> Problem
The answer must restate the listing word for word, without its images.

:: Input data ::

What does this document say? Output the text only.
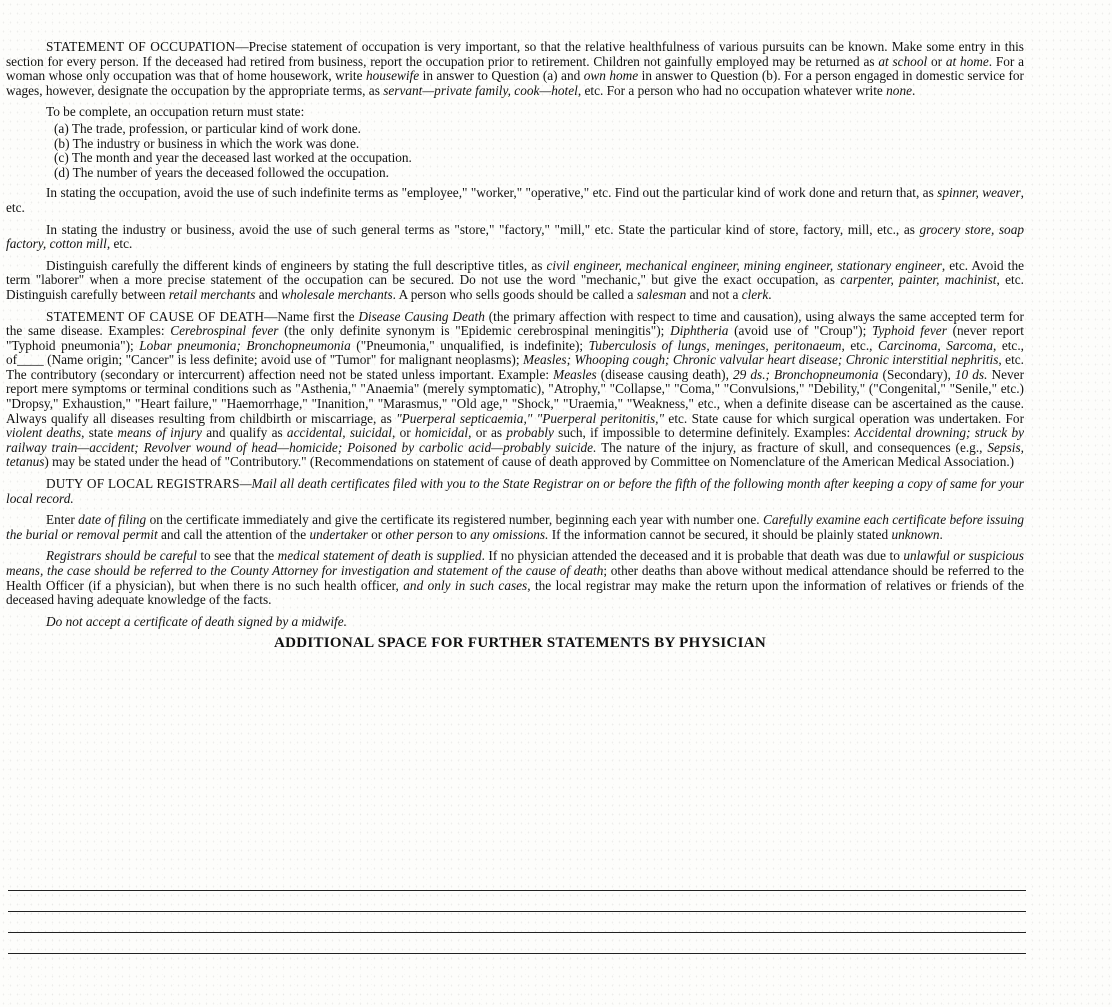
STATEMENT OF OCCUPATION—Precise statement of occupation is very important, so that the relative healthfulness of various pursuits can be known. Make some entry in this section for every person. If the deceased had retired from business, report the occupation prior to retirement. Children not gainfully employed may be returned as at school or at home. For a woman whose only occupation was that of home housework, write housewife in answer to Question (a) and own home in answer to Question (b). For a person engaged in domestic service for wages, however, designate the occupation by the appropriate terms, as servant—private family, cook—hotel, etc. For a person who had no occupation whatever write none.

To be complete, an occupation return must state:

(a) The trade, profession, or particular kind of work done.
(b) The industry or business in which the work was done.
(c) The month and year the deceased last worked at the occupation.
(d) The number of years the deceased followed the occupation.

In stating the occupation, avoid the use of such indefinite terms as "employee," "worker," "operative," etc. Find out the particular kind of work done and return that, as spinner, weaver, etc.

In stating the industry or business, avoid the use of such general terms as "store," "factory," "mill," etc. State the particular kind of store, factory, mill, etc., as grocery store, soap factory, cotton mill, etc.

Distinguish carefully the different kinds of engineers by stating the full descriptive titles, as civil engineer, mechanical engineer, mining engineer, stationary engineer, etc. Avoid the term "laborer" when a more precise statement of the occupation can be secured. Do not use the word "mechanic," but give the exact occupation, as carpenter, painter, machinist, etc. Distinguish carefully between retail merchants and wholesale merchants. A person who sells goods should be called a salesman and not a clerk.

STATEMENT OF CAUSE OF DEATH—Name first the Disease Causing Death (the primary affection with respect to time and causation), using always the same accepted term for the same disease. Examples: Cerebrospinal fever (the only definite synonym is "Epidemic cerebrospinal meningitis"); Diphtheria (avoid use of "Croup"); Typhoid fever (never report "Typhoid pneumonia"); Lobar pneumonia; Bronchopneumonia ("Pneumonia," unqualified, is indefinite); Tuberculosis of lungs, meninges, peritonaeum, etc., Carcinoma, Sarcoma, etc., of____ (Name origin; "Cancer" is less definite; avoid use of "Tumor" for malignant neoplasms); Measles; Whooping cough; Chronic valvular heart disease; Chronic interstitial nephritis, etc. The contributory (secondary or intercurrent) affection need not be stated unless important. Example: Measles (disease causing death), 29 ds.; Bronchopneumonia (Secondary), 10 ds. Never report mere symptoms or terminal conditions such as "Asthenia," "Anaemia" (merely symptomatic), "Atrophy," "Collapse," "Coma," "Convulsions," "Debility," ("Congenital," "Senile," etc.) "Dropsy," Exhaustion," "Heart failure," "Haemorrhage," "Inanition," "Marasmus," "Old age," "Shock," "Uraemia," "Weakness," etc., when a definite disease can be ascertained as the cause. Always qualify all diseases resulting from childbirth or miscarriage, as "Puerperal septicaemia," "Puerperal peritonitis," etc. State cause for which surgical operation was undertaken. For violent deaths, state means of injury and qualify as accidental, suicidal, or homicidal, or as probably such, if impossible to determine definitely. Examples: Accidental drowning; struck by railway train—accident; Revolver wound of head—homicide; Poisoned by carbolic acid—probably suicide. The nature of the injury, as fracture of skull, and consequences (e.g., Sepsis, tetanus) may be stated under the head of "Contributory." (Recommendations on statement of cause of death approved by Committee on Nomenclature of the American Medical Association.)

DUTY OF LOCAL REGISTRARS—Mail all death certificates filed with you to the State Registrar on or before the fifth of the following month after keeping a copy of same for your local record.

Enter date of filing on the certificate immediately and give the certificate its registered number, beginning each year with number one. Carefully examine each certificate before issuing the burial or removal permit and call the attention of the undertaker or other person to any omissions. If the information cannot be secured, it should be plainly stated unknown.

Registrars should be careful to see that the medical statement of death is supplied. If no physician attended the deceased and it is probable that death was due to unlawful or suspicious means, the case should be referred to the County Attorney for investigation and statement of the cause of death; other deaths than above without medical attendance should be referred to the Health Officer (if a physician), but when there is no such health officer, and only in such cases, the local registrar may make the return upon the information of relatives or friends of the deceased having adequate knowledge of the facts.

Do not accept a certificate of death signed by a midwife.

ADDITIONAL SPACE FOR FURTHER STATEMENTS BY PHYSICIAN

:::

> Answer box
What does this document say? Output the text only.
STATEMENT OF OCCUPATION—Precise statement of occupation is very important, so that the relative healthfulness of various pursuits can be known. Make some entry in this section for every person. If the deceased had retired from business, report the occupation prior to retirement. Children not gainfully employed may be returned as at school or at home. For a woman whose only occupation was that of home housework, write housewife in answer to Question (a) and own home in answer to Question (b). For a person engaged in domestic service for wages, however, designate the occupation by the appropriate terms, as servant—private family, cook—hotel, etc. For a person who had no occupation whatever write none.

To be complete, an occupation return must state:

(a) The trade, profession, or particular kind of work done.
(b) The industry or business in which the work was done.
(c) The month and year the deceased last worked at the occupation.
(d) The number of years the deceased followed the occupation.

In stating the occupation, avoid the use of such indefinite terms as "employee," "worker," "operative," etc. Find out the particular kind of work done and return that, as spinner, weaver, etc.

In stating the industry or business, avoid the use of such general terms as "store," "factory," "mill," etc. State the particular kind of store, factory, mill, etc., as grocery store, soap factory, cotton mill, etc.

Distinguish carefully the different kinds of engineers by stating the full descriptive titles, as civil engineer, mechanical engineer, mining engineer, stationary engineer, etc. Avoid the term "laborer" when a more precise statement of the occupation can be secured. Do not use the word "mechanic," but give the exact occupation, as carpenter, painter, machinist, etc. Distinguish carefully between retail merchants and wholesale merchants. A person who sells goods should be called a salesman and not a clerk.

STATEMENT OF CAUSE OF DEATH—Name first the Disease Causing Death (the primary affection with respect to time and causation), using always the same accepted term for the same disease. Examples: Cerebrospinal fever (the only definite synonym is "Epidemic cerebrospinal meningitis"); Diphtheria (avoid use of "Croup"); Typhoid fever (never report "Typhoid pneumonia"); Lobar pneumonia; Bronchopneumonia ("Pneumonia," unqualified, is indefinite); Tuberculosis of lungs, meninges, peritonaeum, etc., Carcinoma, Sarcoma, etc., of____ (Name origin; "Cancer" is less definite; avoid use of "Tumor" for malignant neoplasms); Measles; Whooping cough; Chronic valvular heart disease; Chronic interstitial nephritis, etc. The contributory (secondary or intercurrent) affection need not be stated unless important. Example: Measles (disease causing death), 29 ds.; Bronchopneumonia (Secondary), 10 ds. Never report mere symptoms or terminal conditions such as "Asthenia," "Anaemia" (merely symptomatic), "Atrophy," "Collapse," "Coma," "Convulsions," "Debility," ("Congenital," "Senile," etc.) "Dropsy," Exhaustion," "Heart failure," "Haemorrhage," "Inanition," "Marasmus," "Old age," "Shock," "Uraemia," "Weakness," etc., when a definite disease can be ascertained as the cause. Always qualify all diseases resulting from childbirth or miscarriage, as "Puerperal septicaemia," "Puerperal peritonitis," etc. State cause for which surgical operation was undertaken. For violent deaths, state means of injury and qualify as accidental, suicidal, or homicidal, or as probably such, if impossible to determine definitely. Examples: Accidental drowning; struck by railway train—accident; Revolver wound of head—homicide; Poisoned by carbolic acid—probably suicide. The nature of the injury, as fracture of skull, and consequences (e.g., Sepsis, tetanus) may be stated under the head of "Contributory." (Recommendations on statement of cause of death approved by Committee on Nomenclature of the American Medical Association.)

DUTY OF LOCAL REGISTRARS—Mail all death certificates filed with you to the State Registrar on or before the fifth of the following month after keeping a copy of same for your local record.

Enter date of filing on the certificate immediately and give the certificate its registered number, beginning each year with number one. Carefully examine each certificate before issuing the burial or removal permit and call the attention of the undertaker or other person to any omissions. If the information cannot be secured, it should be plainly stated unknown.

Registrars should be careful to see that the medical statement of death is supplied. If no physician attended the deceased and it is probable that death was due to unlawful or suspicious means, the case should be referred to the County Attorney for investigation and statement of the cause of death; other deaths than above without medical attendance should be referred to the Health Officer (if a physician), but when there is no such health officer, and only in such cases, the local registrar may make the return upon the information of relatives or friends of the deceased having adequate knowledge of the facts.

Do not accept a certificate of death signed by a midwife.

ADDITIONAL SPACE FOR FURTHER STATEMENTS BY PHYSICIAN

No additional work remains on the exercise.